-- EXERCISE REQUIREMENTS --
Pull out every line below holding the word "arrow".

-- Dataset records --
┏━━

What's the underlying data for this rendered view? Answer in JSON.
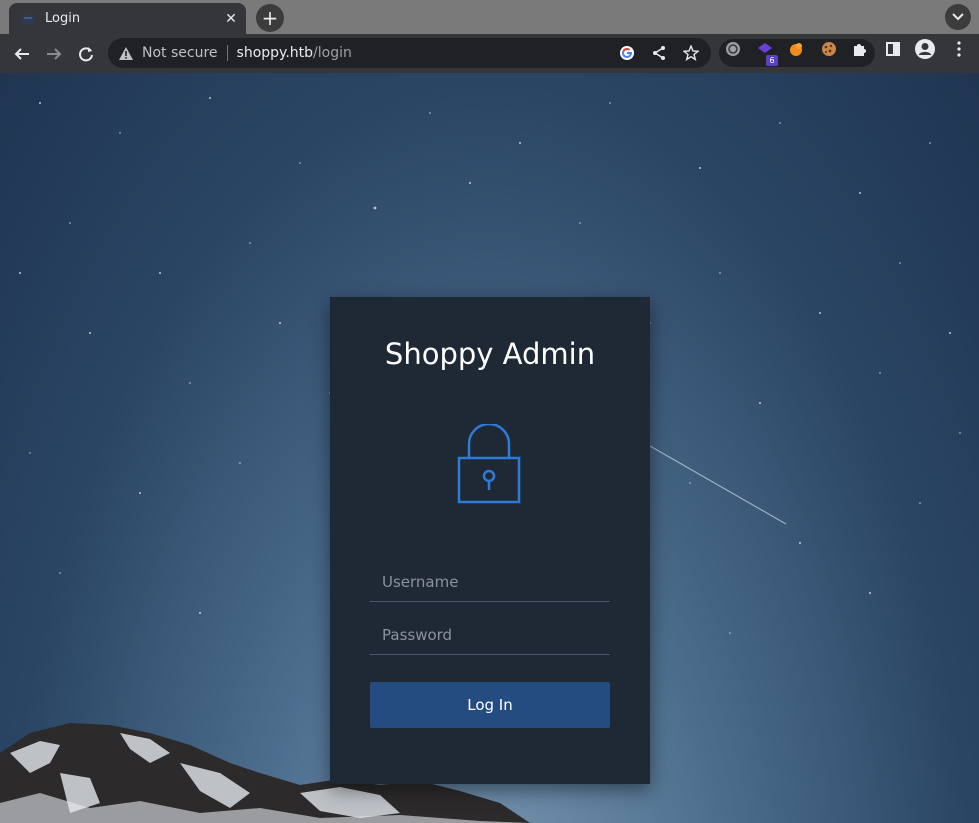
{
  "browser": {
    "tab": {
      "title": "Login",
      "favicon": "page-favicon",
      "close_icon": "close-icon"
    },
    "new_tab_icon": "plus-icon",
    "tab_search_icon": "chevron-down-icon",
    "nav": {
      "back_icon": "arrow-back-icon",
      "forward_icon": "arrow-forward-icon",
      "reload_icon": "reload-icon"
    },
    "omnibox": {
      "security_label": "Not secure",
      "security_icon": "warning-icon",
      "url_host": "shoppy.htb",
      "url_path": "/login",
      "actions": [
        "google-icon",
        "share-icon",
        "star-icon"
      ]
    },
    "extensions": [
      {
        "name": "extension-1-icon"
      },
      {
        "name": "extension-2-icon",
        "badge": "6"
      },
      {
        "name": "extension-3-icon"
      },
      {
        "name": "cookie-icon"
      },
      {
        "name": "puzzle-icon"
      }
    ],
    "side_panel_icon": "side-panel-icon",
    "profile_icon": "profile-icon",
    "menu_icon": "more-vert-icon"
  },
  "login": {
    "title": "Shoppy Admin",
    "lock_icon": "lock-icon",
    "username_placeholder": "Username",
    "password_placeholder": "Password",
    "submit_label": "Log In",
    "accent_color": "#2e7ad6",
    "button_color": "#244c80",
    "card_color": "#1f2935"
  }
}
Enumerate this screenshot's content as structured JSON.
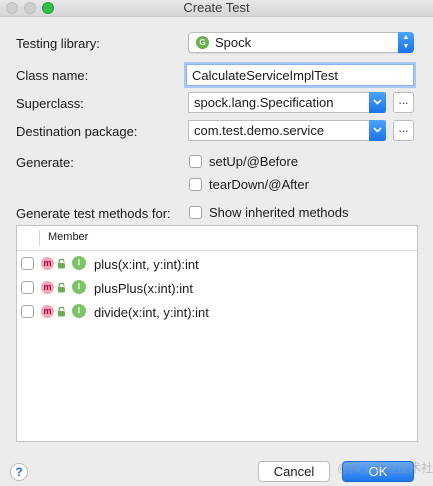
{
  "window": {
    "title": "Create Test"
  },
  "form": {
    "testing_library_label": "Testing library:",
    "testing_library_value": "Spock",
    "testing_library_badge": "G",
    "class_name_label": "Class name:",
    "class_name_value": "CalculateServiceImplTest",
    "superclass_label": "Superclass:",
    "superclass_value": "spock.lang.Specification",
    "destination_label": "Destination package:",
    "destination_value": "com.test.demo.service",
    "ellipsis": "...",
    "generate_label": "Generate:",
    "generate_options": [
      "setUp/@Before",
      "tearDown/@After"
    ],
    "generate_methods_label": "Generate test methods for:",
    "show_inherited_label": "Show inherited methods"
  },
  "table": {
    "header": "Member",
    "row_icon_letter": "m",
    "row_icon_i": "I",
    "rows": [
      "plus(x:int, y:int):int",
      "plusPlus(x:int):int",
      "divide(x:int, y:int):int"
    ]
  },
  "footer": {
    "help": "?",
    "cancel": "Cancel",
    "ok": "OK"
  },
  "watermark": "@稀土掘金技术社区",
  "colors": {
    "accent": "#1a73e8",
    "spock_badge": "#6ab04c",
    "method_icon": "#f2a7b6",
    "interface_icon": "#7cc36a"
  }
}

┗━━
┏━━

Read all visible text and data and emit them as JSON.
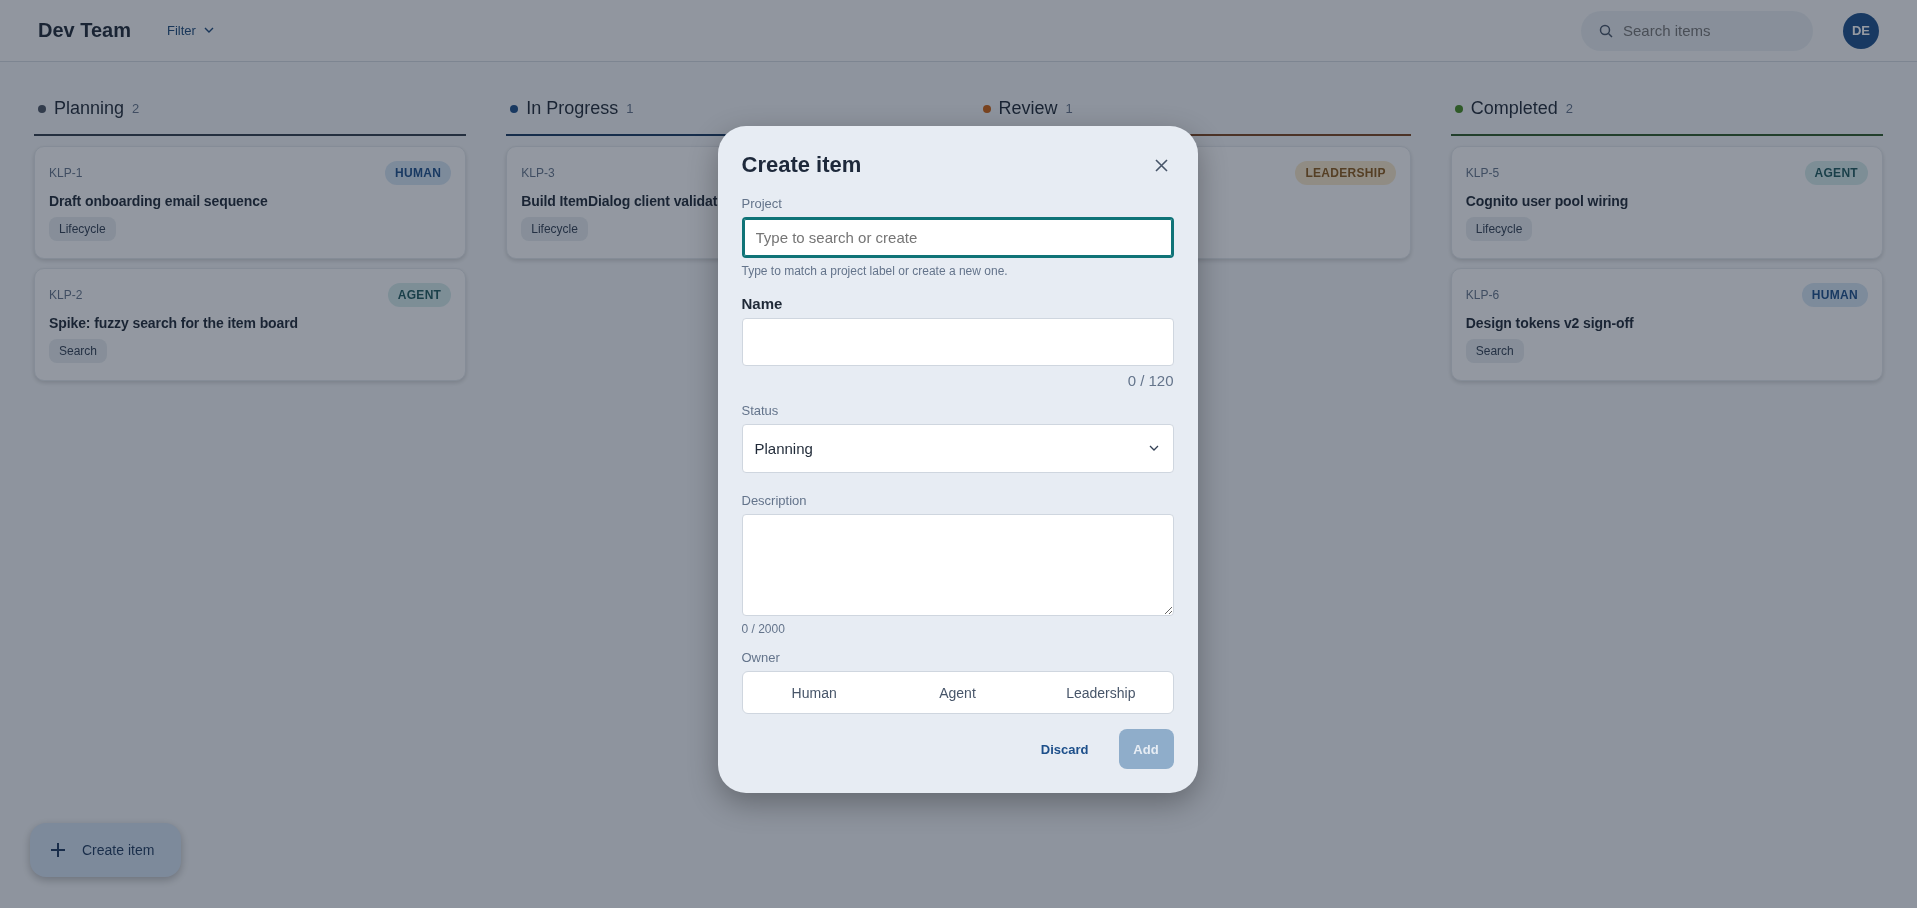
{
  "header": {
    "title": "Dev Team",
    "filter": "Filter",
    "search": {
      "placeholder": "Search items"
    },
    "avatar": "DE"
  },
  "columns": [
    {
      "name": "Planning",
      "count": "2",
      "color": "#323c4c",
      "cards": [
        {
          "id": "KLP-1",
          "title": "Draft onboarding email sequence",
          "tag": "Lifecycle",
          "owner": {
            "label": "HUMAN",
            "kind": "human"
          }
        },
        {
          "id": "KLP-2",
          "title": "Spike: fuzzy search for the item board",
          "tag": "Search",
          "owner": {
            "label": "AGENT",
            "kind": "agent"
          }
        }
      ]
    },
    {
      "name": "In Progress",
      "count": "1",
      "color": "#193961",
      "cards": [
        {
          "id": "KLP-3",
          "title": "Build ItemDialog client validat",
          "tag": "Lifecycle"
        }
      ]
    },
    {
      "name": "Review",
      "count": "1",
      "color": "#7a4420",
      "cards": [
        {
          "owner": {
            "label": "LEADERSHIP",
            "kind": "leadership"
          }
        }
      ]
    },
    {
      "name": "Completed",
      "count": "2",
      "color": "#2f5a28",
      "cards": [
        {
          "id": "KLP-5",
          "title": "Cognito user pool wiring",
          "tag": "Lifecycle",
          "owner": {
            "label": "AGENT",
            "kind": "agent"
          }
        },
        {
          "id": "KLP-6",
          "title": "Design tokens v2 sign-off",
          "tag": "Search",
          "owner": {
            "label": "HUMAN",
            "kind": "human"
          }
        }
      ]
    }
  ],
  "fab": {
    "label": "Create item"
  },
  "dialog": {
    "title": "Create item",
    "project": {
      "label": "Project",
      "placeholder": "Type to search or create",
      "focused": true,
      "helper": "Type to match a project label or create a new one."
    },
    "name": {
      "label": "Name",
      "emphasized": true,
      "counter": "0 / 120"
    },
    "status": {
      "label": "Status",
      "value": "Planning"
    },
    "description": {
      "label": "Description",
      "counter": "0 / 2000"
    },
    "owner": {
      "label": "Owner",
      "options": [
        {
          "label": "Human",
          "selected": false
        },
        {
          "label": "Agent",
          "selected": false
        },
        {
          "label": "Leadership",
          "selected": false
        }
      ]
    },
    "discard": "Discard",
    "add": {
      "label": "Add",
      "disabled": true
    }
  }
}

┗━━

-- RIGHT ANSWER --
      "back_icon": "arrow-back-icon",
      "forward_icon": "arrow-forward-icon",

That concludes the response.